-- BEGIN --

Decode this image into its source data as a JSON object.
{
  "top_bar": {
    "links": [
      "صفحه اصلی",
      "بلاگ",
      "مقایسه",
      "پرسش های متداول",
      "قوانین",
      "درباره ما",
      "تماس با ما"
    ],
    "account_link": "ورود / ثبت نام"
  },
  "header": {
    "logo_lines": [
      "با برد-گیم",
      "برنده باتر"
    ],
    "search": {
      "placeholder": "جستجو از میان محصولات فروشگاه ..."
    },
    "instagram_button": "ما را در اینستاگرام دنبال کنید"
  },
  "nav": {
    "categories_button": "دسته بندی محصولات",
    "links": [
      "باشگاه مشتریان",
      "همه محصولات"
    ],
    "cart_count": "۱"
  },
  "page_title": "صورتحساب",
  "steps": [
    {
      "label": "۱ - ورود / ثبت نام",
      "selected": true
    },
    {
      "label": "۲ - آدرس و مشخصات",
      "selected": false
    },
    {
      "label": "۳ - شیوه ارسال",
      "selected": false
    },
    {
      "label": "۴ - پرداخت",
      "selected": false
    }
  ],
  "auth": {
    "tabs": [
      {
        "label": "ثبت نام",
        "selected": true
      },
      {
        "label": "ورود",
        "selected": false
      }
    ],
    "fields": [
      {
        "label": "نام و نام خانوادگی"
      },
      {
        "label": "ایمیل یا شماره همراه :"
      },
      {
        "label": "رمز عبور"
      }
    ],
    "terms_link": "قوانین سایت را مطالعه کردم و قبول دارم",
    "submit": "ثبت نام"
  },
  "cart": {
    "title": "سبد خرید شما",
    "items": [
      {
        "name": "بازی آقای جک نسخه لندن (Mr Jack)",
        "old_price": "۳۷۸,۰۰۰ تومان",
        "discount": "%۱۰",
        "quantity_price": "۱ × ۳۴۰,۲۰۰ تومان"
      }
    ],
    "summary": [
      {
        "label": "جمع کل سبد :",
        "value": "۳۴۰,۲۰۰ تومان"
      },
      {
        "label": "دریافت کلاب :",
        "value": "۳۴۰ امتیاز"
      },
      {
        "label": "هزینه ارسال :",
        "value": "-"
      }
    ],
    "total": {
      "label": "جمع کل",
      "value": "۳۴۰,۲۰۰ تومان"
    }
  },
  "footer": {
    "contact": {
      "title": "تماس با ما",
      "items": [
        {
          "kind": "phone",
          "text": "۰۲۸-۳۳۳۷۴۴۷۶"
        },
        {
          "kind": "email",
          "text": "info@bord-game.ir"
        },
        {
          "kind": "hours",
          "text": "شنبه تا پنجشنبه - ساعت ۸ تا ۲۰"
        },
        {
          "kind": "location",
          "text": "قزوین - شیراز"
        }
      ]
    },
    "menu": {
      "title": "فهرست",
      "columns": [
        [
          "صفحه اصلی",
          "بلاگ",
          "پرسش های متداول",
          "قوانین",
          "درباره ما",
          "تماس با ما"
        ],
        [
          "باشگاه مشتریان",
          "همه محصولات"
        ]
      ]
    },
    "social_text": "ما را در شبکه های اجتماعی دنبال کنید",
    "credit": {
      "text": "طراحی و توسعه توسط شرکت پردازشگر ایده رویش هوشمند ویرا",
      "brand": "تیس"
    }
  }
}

-- END --

→ **Given problem**
Using the entries above, return each line in which the word "ورود" occurs.

→ **Worked solution**
    "account_link": "ورود / ثبت نام"
      "label": "۱ - ورود / ثبت نام",
        "label": "ورود",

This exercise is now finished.